Where a line below holds the string "spreadsheets", copy that line.
[START Data]
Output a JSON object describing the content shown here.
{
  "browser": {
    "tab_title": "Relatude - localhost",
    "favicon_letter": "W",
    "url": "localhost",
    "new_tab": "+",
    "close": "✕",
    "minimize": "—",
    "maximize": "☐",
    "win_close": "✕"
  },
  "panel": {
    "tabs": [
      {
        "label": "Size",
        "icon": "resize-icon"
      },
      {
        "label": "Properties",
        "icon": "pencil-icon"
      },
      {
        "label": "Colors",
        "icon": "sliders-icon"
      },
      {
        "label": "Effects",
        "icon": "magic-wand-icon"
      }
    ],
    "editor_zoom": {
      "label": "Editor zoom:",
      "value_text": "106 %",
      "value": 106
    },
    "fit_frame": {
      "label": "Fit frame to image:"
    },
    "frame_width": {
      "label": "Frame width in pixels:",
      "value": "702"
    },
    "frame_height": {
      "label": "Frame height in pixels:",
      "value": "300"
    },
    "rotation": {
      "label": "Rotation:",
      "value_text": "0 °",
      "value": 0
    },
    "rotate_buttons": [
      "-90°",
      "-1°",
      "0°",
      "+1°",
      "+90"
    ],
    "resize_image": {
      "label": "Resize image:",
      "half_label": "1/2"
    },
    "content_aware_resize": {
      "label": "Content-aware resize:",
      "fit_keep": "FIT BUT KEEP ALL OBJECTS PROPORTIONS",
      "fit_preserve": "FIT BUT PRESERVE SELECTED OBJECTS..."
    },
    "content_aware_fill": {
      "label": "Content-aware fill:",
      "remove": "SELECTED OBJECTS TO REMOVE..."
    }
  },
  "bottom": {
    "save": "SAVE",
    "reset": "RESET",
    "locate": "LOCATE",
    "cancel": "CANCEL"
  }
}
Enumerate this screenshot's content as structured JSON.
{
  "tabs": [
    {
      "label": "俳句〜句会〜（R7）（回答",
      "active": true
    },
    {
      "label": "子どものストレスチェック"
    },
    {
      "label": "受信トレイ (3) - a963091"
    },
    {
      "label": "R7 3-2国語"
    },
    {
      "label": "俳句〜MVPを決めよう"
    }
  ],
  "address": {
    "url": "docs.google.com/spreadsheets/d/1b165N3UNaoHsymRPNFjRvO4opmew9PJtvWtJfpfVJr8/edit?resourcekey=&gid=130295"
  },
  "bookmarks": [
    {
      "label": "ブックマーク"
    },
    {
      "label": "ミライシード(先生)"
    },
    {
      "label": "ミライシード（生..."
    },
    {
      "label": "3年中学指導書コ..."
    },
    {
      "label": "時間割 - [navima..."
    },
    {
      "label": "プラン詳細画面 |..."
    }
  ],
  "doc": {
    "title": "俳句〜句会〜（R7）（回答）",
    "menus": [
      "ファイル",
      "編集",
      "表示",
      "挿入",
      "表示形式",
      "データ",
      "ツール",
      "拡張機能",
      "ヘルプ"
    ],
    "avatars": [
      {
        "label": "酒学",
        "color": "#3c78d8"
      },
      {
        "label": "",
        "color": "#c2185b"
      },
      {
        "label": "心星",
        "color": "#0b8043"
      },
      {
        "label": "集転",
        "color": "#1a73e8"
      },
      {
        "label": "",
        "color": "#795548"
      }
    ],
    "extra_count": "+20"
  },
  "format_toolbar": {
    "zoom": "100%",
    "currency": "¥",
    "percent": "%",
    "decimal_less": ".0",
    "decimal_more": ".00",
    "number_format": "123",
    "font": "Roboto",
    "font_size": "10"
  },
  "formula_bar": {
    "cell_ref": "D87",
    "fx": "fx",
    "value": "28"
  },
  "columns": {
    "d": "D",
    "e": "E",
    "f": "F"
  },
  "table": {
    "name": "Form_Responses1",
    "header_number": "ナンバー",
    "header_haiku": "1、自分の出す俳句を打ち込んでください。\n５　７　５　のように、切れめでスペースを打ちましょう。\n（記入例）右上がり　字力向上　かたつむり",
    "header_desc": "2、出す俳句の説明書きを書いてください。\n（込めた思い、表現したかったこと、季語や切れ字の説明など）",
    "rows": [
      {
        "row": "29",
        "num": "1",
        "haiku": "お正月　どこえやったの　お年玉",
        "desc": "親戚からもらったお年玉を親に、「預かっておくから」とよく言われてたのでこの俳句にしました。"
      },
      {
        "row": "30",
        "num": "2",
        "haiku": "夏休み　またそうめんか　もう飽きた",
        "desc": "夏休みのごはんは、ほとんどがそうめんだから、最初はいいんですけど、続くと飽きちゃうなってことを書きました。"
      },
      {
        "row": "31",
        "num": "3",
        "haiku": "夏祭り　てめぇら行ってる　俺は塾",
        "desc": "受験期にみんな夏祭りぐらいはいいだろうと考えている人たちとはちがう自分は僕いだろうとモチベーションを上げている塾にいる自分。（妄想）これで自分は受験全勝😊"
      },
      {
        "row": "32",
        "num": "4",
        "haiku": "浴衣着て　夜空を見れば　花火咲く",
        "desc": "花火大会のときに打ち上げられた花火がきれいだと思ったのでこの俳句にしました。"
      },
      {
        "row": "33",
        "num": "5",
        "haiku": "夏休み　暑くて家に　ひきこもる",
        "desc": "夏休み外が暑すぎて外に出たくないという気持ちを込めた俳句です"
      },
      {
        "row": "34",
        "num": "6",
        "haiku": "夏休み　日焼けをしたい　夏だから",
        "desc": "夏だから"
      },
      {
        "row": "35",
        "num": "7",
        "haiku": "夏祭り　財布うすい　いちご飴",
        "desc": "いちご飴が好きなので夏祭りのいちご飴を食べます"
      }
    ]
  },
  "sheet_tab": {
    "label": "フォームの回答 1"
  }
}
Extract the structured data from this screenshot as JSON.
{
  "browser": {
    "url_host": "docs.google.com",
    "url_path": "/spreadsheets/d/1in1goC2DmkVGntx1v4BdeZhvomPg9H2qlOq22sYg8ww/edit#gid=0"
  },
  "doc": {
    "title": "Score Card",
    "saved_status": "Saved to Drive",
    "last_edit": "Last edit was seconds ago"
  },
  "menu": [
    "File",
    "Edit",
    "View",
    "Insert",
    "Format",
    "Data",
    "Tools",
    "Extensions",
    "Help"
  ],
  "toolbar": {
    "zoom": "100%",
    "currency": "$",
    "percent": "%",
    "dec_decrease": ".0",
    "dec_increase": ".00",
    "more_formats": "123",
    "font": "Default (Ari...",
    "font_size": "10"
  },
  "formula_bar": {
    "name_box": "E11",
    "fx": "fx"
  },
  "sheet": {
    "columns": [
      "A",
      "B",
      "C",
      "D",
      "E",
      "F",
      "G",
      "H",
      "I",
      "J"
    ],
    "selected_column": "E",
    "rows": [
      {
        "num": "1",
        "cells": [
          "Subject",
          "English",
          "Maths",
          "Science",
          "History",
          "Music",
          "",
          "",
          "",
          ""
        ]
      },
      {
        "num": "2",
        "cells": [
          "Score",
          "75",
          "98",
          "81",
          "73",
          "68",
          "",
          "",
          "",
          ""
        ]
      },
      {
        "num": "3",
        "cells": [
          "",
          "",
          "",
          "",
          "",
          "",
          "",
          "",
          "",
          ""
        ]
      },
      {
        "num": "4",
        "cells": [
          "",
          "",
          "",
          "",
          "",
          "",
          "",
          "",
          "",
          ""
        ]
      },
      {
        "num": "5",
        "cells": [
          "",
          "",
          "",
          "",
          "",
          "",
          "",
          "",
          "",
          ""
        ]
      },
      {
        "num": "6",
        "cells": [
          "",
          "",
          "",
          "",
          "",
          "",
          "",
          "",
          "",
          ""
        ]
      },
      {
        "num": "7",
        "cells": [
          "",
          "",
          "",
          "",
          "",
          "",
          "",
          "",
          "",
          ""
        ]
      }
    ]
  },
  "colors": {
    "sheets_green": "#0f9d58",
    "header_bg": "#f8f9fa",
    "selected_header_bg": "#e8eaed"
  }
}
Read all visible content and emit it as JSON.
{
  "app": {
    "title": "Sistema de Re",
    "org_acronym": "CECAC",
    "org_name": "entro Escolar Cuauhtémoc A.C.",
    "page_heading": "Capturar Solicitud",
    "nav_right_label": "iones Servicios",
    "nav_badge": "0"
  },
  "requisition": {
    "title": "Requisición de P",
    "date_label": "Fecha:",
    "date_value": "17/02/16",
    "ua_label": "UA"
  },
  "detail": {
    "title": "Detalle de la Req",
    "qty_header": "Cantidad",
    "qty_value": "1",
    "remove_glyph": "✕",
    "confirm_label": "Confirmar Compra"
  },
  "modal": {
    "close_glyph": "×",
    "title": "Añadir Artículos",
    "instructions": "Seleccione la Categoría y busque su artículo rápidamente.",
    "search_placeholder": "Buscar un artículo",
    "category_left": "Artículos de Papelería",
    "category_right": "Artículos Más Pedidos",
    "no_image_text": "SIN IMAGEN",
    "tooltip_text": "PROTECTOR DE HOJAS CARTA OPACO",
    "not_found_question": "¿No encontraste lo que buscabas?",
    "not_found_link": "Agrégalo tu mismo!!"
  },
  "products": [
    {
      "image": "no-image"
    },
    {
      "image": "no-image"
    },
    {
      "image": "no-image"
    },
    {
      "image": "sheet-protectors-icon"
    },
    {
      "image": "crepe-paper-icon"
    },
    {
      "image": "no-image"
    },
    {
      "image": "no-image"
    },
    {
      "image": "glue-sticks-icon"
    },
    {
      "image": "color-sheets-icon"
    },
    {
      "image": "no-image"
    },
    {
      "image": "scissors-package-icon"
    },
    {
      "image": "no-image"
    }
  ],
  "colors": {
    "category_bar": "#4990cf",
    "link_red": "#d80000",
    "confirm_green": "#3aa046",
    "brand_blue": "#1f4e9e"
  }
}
[END Data]
→ **Full answer**
    "url": "docs.google.com/spreadsheets/d/1b165N3UNaoHsymRPNFjRvO4opmew9PJtvWtJfpfVJr8/edit?resourcekey=&gid=130295"
    "url_path": "/spreadsheets/d/1in1goC2DmkVGntx1v4BdeZhvomPg9H2qlOq22sYg8ww/edit#gid=0"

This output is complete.